● THE PROBLEM
Copy each line of the material below that includes the string "Count".

● SUPPLIED RECORDS

▼

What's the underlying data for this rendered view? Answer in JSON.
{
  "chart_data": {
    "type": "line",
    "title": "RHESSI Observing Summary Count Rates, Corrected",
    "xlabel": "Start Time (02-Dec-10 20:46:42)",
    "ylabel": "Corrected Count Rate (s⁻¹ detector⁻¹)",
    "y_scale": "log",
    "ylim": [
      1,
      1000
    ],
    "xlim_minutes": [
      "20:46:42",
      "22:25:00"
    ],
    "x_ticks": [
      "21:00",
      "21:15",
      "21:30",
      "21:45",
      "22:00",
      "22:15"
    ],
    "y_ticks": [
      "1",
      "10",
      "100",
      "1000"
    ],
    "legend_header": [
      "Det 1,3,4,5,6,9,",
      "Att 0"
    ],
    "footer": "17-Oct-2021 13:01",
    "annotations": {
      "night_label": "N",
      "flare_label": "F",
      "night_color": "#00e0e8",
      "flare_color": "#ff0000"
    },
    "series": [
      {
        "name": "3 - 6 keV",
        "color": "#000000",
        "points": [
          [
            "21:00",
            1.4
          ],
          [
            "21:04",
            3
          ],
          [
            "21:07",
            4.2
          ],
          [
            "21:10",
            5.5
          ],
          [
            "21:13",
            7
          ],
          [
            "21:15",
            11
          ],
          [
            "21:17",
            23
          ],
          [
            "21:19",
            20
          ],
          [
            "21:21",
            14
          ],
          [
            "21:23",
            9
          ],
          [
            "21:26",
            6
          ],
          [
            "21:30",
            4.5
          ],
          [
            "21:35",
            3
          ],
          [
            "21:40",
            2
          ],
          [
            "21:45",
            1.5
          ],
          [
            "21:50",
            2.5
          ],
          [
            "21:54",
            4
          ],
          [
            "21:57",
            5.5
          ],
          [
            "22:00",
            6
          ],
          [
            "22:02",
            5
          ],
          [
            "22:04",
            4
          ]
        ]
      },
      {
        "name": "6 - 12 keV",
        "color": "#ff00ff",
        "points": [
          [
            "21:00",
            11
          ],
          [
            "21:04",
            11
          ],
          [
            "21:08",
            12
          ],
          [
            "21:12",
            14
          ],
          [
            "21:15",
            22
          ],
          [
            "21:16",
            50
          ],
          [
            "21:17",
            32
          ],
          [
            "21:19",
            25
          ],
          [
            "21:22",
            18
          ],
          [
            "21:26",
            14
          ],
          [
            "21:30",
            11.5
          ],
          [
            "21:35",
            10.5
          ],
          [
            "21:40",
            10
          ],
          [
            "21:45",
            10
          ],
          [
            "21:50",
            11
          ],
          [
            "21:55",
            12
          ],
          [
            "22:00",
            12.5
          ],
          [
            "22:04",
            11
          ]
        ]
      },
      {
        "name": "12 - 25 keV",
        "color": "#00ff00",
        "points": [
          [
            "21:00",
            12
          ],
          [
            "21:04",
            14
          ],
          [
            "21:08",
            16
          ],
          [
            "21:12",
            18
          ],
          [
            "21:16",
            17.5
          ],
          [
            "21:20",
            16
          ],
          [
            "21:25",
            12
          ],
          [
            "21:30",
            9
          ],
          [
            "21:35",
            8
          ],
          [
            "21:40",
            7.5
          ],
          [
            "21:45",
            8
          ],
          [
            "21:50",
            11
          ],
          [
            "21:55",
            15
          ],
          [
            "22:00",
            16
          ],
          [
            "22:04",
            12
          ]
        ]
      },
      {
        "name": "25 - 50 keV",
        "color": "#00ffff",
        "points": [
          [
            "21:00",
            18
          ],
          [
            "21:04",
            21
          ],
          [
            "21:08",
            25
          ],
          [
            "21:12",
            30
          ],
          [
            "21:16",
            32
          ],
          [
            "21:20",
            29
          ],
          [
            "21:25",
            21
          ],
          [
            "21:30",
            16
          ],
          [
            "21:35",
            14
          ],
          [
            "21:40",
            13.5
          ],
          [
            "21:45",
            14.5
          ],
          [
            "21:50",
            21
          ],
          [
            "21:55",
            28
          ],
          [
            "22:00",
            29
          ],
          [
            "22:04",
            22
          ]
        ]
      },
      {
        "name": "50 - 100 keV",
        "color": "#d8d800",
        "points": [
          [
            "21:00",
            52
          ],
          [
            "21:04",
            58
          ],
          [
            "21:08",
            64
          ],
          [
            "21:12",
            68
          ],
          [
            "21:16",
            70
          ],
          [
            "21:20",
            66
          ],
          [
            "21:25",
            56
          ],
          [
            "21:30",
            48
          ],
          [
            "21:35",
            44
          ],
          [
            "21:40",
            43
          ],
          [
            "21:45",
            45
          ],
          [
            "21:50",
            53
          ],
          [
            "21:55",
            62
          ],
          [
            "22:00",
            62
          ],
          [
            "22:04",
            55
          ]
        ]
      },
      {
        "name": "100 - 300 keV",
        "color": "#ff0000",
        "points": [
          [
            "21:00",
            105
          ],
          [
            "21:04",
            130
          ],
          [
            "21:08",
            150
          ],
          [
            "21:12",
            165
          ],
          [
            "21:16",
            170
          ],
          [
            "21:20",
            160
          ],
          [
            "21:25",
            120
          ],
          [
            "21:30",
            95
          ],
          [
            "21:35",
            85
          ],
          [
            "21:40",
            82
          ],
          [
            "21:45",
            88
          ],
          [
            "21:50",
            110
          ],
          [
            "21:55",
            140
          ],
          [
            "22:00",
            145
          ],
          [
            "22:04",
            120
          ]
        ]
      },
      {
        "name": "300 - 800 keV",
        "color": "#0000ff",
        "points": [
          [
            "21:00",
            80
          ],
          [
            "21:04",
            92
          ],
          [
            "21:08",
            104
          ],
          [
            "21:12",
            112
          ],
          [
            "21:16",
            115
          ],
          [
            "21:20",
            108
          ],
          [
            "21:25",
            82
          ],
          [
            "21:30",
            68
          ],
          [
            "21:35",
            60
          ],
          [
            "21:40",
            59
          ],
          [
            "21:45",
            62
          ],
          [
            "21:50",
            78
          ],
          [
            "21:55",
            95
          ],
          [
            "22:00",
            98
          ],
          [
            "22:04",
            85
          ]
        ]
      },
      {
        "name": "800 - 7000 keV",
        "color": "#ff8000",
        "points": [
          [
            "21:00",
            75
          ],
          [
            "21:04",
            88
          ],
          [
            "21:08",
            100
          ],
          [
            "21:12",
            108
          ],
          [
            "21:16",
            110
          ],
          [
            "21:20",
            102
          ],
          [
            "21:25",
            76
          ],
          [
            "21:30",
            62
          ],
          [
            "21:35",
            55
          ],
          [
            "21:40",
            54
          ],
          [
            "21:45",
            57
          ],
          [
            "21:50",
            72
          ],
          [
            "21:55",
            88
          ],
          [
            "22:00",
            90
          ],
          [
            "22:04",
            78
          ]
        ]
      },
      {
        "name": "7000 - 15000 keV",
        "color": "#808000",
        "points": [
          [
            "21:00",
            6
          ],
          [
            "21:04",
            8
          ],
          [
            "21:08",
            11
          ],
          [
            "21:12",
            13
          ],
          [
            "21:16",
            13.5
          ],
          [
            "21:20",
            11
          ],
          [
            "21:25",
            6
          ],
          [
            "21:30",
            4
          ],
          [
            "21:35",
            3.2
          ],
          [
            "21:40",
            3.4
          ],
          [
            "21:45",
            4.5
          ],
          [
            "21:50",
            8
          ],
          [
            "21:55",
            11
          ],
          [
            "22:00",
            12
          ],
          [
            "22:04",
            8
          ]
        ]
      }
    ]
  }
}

▲

● EXPECTED OUTPUT
    "title": "RHESSI Observing Summary Count Rates, Corrected",
    "ylabel": "Corrected Count Rate (s⁻¹ detector⁻¹)",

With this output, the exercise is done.